DO THIS – Copy out each line featuring the string "Bangladesh" from the entries beneath.
*** SOURCE MATERIAL ***
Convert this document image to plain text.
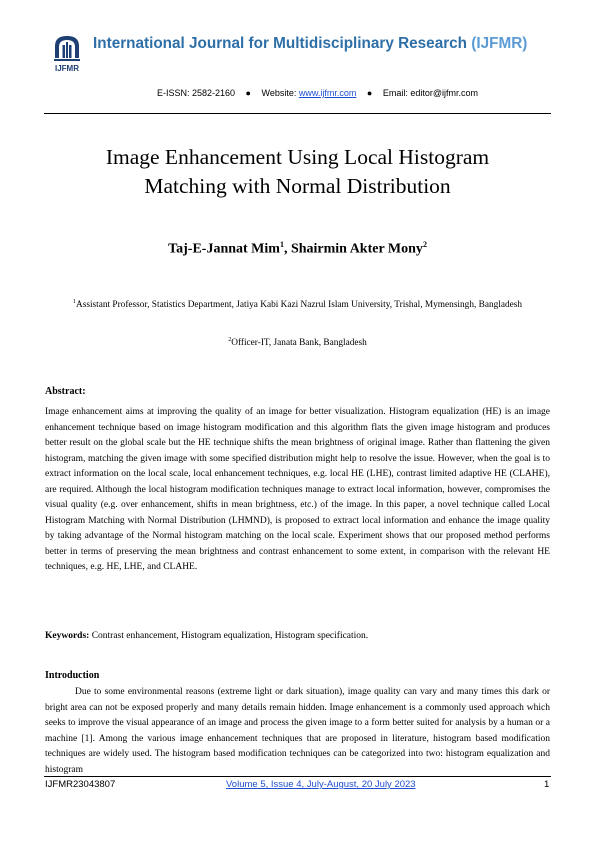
IJFMR
International Journal for Multidisciplinary Research (IJFMR)
E-ISSN: 2582-2160 ● Website: www.ijfmr.com ● Email: editor@ijfmr.com
Image Enhancement Using Local Histogram
Matching with Normal Distribution
Taj-E-Jannat Mim$^1$, Shairmin Akter Mony$^2$
$^1$Assistant Professor, Statistics Department, Jatiya Kabi Kazi Nazrul Islam University, Trishal, Mymensingh, Bangladesh
$^2$Officer-IT, Janata Bank, Bangladesh
Abstract:

Image enhancement aims at improving the quality of an image for better visualization. Histogram equalization (HE) is an image enhancement technique based on image histogram modification and this algorithm flats the given image histogram and produces better result on the global scale but the HE technique shifts the mean brightness of original image. Rather than flattening the given histogram, matching the given image with some specified distribution might help to resolve the issue. However, when the goal is to extract information on the local scale, local enhancement techniques, e.g. local HE (LHE), contrast limited adaptive HE (CLAHE), are required. Although the local histogram modification techniques manage to extract local information, however, compromises the visual quality (e.g. over enhancement, shifts in mean brightness, etc.) of the image. In this paper, a novel technique called Local Histogram Matching with Normal Distribution (LHMND), is proposed to extract local information and enhance the image quality by taking advantage of the Normal histogram matching on the local scale. Experiment shows that our proposed method performs better in terms of preserving the mean brightness and contrast enhancement to some extent, in comparison with the relevant HE techniques, e.g. HE, LHE, and CLAHE.

Keywords: Contrast enhancement, Histogram equalization, Histogram specification.
Introduction

Due to some environmental reasons (extreme light or dark situation), image quality can vary and many times this dark or bright area can not be exposed properly and many details remain hidden. Image enhancement is a commonly used approach which seeks to improve the visual appearance of an image and process the given image to a form better suited for analysis by a human or a machine [1]. Among the various image enhancement techniques that are proposed in literature, histogram based modification techniques are widely used. The histogram based modification techniques can be categorized into two: histogram equalization and histogram

IJFMR23043807	Volume 5, Issue 4, July-August, 20 July 2023	1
***
RESULT –
$^1$Assistant Professor, Statistics Department, Jatiya Kabi Kazi Nazrul Islam University, Trishal, Mymensingh, Bangladesh
$^2$Officer-IT, Janata Bank, Bangladesh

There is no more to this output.